#### EXERCISE REQUIREMENTS
Copy out the entries below, substituting "overview-icon" for every occurrence of "recents-icon" and leaving all other text unchanged.

#### GIVEN DATA
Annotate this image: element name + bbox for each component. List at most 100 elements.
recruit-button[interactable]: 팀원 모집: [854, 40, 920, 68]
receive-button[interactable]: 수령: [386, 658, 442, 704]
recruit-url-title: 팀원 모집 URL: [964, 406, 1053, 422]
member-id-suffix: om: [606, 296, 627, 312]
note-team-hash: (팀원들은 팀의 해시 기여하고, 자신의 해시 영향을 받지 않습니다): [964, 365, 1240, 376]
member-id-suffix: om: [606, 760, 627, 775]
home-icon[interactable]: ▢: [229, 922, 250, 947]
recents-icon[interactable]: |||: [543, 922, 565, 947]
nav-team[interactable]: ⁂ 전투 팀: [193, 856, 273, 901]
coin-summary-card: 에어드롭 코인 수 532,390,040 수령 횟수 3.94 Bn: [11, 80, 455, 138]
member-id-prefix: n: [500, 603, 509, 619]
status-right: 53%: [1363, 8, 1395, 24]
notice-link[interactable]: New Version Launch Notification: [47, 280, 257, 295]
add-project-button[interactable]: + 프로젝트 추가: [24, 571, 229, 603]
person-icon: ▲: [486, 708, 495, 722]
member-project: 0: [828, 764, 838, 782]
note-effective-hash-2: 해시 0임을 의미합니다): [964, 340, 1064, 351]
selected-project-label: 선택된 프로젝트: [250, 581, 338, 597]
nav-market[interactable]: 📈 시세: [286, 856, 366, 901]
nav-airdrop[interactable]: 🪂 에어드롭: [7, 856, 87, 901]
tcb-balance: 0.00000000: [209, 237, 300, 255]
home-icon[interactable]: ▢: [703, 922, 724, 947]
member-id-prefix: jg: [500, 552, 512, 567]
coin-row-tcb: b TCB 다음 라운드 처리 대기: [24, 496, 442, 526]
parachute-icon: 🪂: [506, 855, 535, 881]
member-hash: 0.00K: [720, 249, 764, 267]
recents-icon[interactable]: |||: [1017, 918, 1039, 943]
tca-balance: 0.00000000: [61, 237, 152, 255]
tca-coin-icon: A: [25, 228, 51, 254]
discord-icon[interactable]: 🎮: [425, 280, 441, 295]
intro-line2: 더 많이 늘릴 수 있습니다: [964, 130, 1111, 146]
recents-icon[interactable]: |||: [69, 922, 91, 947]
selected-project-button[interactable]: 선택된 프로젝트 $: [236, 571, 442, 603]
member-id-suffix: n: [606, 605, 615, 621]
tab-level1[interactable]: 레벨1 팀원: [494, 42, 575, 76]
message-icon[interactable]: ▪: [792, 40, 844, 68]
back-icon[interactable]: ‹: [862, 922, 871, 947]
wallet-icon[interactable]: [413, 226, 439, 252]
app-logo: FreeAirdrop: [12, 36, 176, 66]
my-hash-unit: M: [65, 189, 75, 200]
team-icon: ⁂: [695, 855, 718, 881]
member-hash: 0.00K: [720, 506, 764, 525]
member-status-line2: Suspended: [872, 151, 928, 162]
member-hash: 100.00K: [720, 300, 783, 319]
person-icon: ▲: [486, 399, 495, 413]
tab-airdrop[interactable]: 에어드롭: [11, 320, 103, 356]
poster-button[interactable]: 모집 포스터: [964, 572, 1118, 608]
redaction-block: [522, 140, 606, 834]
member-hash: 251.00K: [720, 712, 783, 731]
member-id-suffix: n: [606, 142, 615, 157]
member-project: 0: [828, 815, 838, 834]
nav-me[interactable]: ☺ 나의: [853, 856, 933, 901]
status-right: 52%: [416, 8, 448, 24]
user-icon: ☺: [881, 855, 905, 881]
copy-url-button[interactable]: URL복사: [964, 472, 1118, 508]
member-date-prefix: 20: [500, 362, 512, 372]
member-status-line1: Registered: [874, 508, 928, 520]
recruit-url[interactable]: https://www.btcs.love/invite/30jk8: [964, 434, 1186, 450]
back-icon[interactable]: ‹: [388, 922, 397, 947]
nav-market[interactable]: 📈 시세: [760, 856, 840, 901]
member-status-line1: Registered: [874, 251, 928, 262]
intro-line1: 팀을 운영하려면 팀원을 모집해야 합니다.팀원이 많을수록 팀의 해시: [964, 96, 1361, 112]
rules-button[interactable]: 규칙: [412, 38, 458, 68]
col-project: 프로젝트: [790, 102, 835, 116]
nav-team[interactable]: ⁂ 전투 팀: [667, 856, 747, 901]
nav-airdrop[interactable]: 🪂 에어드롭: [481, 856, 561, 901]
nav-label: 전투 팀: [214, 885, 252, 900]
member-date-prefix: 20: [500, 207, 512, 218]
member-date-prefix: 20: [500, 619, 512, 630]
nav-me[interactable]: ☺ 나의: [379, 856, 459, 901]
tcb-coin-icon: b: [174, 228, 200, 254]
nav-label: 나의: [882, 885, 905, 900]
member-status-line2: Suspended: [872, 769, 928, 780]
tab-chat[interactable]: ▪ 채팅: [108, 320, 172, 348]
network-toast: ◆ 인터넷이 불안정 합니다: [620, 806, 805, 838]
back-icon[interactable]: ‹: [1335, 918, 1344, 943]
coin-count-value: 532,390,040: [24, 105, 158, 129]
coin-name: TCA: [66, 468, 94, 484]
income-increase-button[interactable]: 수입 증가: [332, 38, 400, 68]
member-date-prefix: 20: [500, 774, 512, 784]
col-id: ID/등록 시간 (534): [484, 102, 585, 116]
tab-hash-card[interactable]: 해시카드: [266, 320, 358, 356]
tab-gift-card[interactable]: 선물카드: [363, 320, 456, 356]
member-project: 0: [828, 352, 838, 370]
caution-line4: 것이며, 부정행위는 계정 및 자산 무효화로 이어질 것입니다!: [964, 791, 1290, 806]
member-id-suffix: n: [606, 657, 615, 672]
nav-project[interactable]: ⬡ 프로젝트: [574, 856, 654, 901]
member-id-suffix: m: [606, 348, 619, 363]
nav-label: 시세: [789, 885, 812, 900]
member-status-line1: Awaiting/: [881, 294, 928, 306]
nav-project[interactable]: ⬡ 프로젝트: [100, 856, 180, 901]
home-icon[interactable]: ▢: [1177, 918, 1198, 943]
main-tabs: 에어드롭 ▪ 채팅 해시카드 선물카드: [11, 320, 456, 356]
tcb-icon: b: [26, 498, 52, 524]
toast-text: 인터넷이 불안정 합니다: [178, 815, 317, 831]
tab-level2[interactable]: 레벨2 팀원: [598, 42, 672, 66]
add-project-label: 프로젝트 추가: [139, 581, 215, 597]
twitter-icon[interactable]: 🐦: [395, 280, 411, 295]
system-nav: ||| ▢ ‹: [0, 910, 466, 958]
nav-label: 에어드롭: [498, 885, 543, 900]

#### WORKED SOLUTION
Annotate this image: element name + bbox for each component. List at most 100 elements.
recruit-button[interactable]: 팀원 모집: [854, 40, 920, 68]
receive-button[interactable]: 수령: [386, 658, 442, 704]
recruit-url-title: 팀원 모집 URL: [964, 406, 1053, 422]
member-id-suffix: om: [606, 296, 627, 312]
note-team-hash: (팀원들은 팀의 해시 기여하고, 자신의 해시 영향을 받지 않습니다): [964, 365, 1240, 376]
member-id-suffix: om: [606, 760, 627, 775]
home-icon[interactable]: ▢: [229, 922, 250, 947]
overview-icon[interactable]: |||: [543, 922, 565, 947]
nav-team[interactable]: ⁂ 전투 팀: [193, 856, 273, 901]
coin-summary-card: 에어드롭 코인 수 532,390,040 수령 횟수 3.94 Bn: [11, 80, 455, 138]
member-id-prefix: n: [500, 603, 509, 619]
status-right: 53%: [1363, 8, 1395, 24]
notice-link[interactable]: New Version Launch Notification: [47, 280, 257, 295]
add-project-button[interactable]: + 프로젝트 추가: [24, 571, 229, 603]
person-icon: ▲: [486, 708, 495, 722]
member-project: 0: [828, 764, 838, 782]
note-effective-hash-2: 해시 0임을 의미합니다): [964, 340, 1064, 351]
selected-project-label: 선택된 프로젝트: [250, 581, 338, 597]
nav-market[interactable]: 📈 시세: [286, 856, 366, 901]
nav-airdrop[interactable]: 🪂 에어드롭: [7, 856, 87, 901]
tcb-balance: 0.00000000: [209, 237, 300, 255]
home-icon[interactable]: ▢: [703, 922, 724, 947]
member-id-prefix: jg: [500, 552, 512, 567]
coin-row-tcb: b TCB 다음 라운드 처리 대기: [24, 496, 442, 526]
parachute-icon: 🪂: [506, 855, 535, 881]
member-hash: 0.00K: [720, 249, 764, 267]
overview-icon[interactable]: |||: [1017, 918, 1039, 943]
tca-balance: 0.00000000: [61, 237, 152, 255]
tca-coin-icon: A: [25, 228, 51, 254]
discord-icon[interactable]: 🎮: [425, 280, 441, 295]
intro-line2: 더 많이 늘릴 수 있습니다: [964, 130, 1111, 146]
overview-icon[interactable]: |||: [69, 922, 91, 947]
selected-project-button[interactable]: 선택된 프로젝트 $: [236, 571, 442, 603]
member-id-suffix: n: [606, 605, 615, 621]
tab-level1[interactable]: 레벨1 팀원: [494, 42, 575, 76]
message-icon[interactable]: ▪: [792, 40, 844, 68]
back-icon[interactable]: ‹: [862, 922, 871, 947]
wallet-icon[interactable]: [413, 226, 439, 252]
app-logo: FreeAirdrop: [12, 36, 176, 66]
my-hash-unit: M: [65, 189, 75, 200]
team-icon: ⁂: [695, 855, 718, 881]
member-hash: 0.00K: [720, 506, 764, 525]
member-status-line2: Suspended: [872, 151, 928, 162]
member-hash: 100.00K: [720, 300, 783, 319]
person-icon: ▲: [486, 399, 495, 413]
tab-airdrop[interactable]: 에어드롭: [11, 320, 103, 356]
poster-button[interactable]: 모집 포스터: [964, 572, 1118, 608]
redaction-block: [522, 140, 606, 834]
member-hash: 251.00K: [720, 712, 783, 731]
member-id-suffix: n: [606, 142, 615, 157]
member-project: 0: [828, 815, 838, 834]
nav-me[interactable]: ☺ 나의: [853, 856, 933, 901]
status-right: 52%: [416, 8, 448, 24]
user-icon: ☺: [881, 855, 905, 881]
copy-url-button[interactable]: URL복사: [964, 472, 1118, 508]
member-date-prefix: 20: [500, 362, 512, 372]
member-status-line1: Registered: [874, 508, 928, 520]
recruit-url[interactable]: https://www.btcs.love/invite/30jk8: [964, 434, 1186, 450]
back-icon[interactable]: ‹: [388, 922, 397, 947]
nav-market[interactable]: 📈 시세: [760, 856, 840, 901]
member-status-line1: Registered: [874, 251, 928, 262]
intro-line1: 팀을 운영하려면 팀원을 모집해야 합니다.팀원이 많을수록 팀의 해시: [964, 96, 1361, 112]
rules-button[interactable]: 규칙: [412, 38, 458, 68]
col-project: 프로젝트: [790, 102, 835, 116]
nav-team[interactable]: ⁂ 전투 팀: [667, 856, 747, 901]
nav-airdrop[interactable]: 🪂 에어드롭: [481, 856, 561, 901]
nav-label: 전투 팀: [214, 885, 252, 900]
member-date-prefix: 20: [500, 207, 512, 218]
member-date-prefix: 20: [500, 619, 512, 630]
nav-me[interactable]: ☺ 나의: [379, 856, 459, 901]
tcb-coin-icon: b: [174, 228, 200, 254]
nav-label: 나의: [882, 885, 905, 900]
member-status-line2: Suspended: [872, 769, 928, 780]
tab-chat[interactable]: ▪ 채팅: [108, 320, 172, 348]
network-toast: ◆ 인터넷이 불안정 합니다: [620, 806, 805, 838]
back-icon[interactable]: ‹: [1335, 918, 1344, 943]
coin-count-value: 532,390,040: [24, 105, 158, 129]
coin-name: TCA: [66, 468, 94, 484]
income-increase-button[interactable]: 수입 증가: [332, 38, 400, 68]
member-date-prefix: 20: [500, 774, 512, 784]
col-id: ID/등록 시간 (534): [484, 102, 585, 116]
tab-hash-card[interactable]: 해시카드: [266, 320, 358, 356]
tab-gift-card[interactable]: 선물카드: [363, 320, 456, 356]
member-project: 0: [828, 352, 838, 370]
caution-line4: 것이며, 부정행위는 계정 및 자산 무효화로 이어질 것입니다!: [964, 791, 1290, 806]
member-id-suffix: n: [606, 657, 615, 672]
nav-project[interactable]: ⬡ 프로젝트: [574, 856, 654, 901]
member-id-suffix: m: [606, 348, 619, 363]
nav-label: 시세: [789, 885, 812, 900]
member-status-line1: Awaiting/: [881, 294, 928, 306]
nav-project[interactable]: ⬡ 프로젝트: [100, 856, 180, 901]
home-icon[interactable]: ▢: [1177, 918, 1198, 943]
main-tabs: 에어드롭 ▪ 채팅 해시카드 선물카드: [11, 320, 456, 356]
tcb-icon: b: [26, 498, 52, 524]
toast-text: 인터넷이 불안정 합니다: [178, 815, 317, 831]
tab-level2[interactable]: 레벨2 팀원: [598, 42, 672, 66]
add-project-label: 프로젝트 추가: [139, 581, 215, 597]
twitter-icon[interactable]: 🐦: [395, 280, 411, 295]
system-nav: ||| ▢ ‹: [0, 910, 466, 958]
nav-label: 에어드롭: [498, 885, 543, 900]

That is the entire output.